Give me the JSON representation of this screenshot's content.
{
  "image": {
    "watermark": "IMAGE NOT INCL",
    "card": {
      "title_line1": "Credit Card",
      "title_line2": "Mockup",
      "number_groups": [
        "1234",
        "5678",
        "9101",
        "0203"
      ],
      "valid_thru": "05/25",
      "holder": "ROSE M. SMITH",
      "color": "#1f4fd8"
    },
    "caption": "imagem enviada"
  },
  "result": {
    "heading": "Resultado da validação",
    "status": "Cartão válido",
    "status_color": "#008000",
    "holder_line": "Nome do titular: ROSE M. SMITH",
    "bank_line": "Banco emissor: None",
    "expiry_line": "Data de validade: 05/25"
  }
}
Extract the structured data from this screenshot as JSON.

★ ★ ★ ★ ★

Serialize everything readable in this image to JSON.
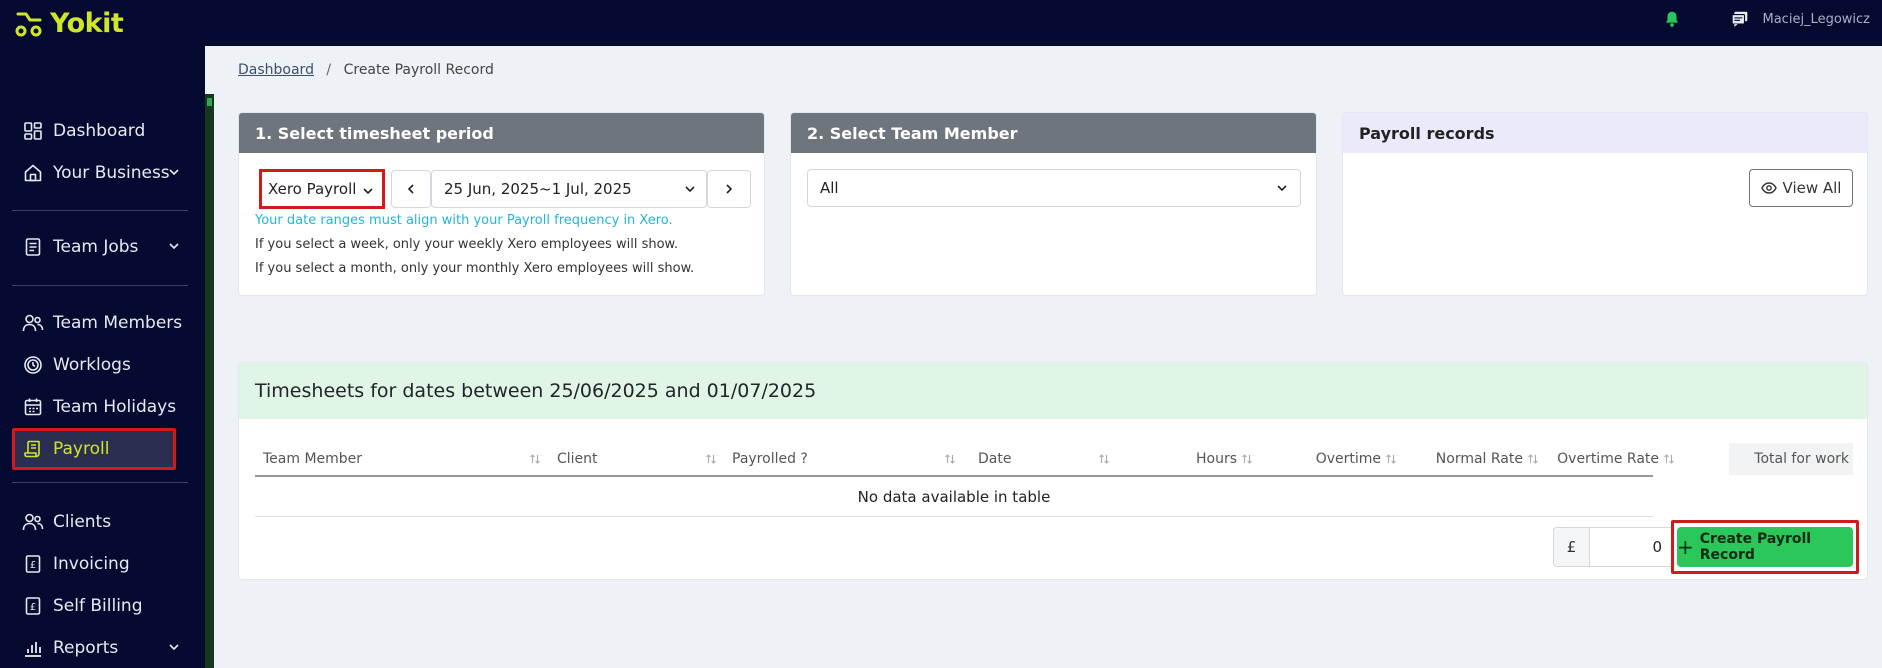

★ ★ ★ ★ ★

* [Task brief]:
Retype exactly, and only, the lines from the one containing "Give me the" through the one containing "Extract the structured", both included.

* [Correct response]:
Give me the JSON representation of this screenshot's content.
{
  "image": {
    "watermark": "IMAGE NOT INCL",
    "card": {
      "title_line1": "Credit Card",
      "title_line2": "Mockup",
      "number_groups": [
        "1234",
        "5678",
        "9101",
        "0203"
      ],
      "valid_thru": "05/25",
      "holder": "ROSE M. SMITH",
      "color": "#1f4fd8"
    },
    "caption": "imagem enviada"
  },
  "result": {
    "heading": "Resultado da validação",
    "status": "Cartão válido",
    "status_color": "#008000",
    "holder_line": "Nome do titular: ROSE M. SMITH",
    "bank_line": "Banco emissor: None",
    "expiry_line": "Data de validade: 05/25"
  }
}
Extract the structured data from this screenshot as JSON.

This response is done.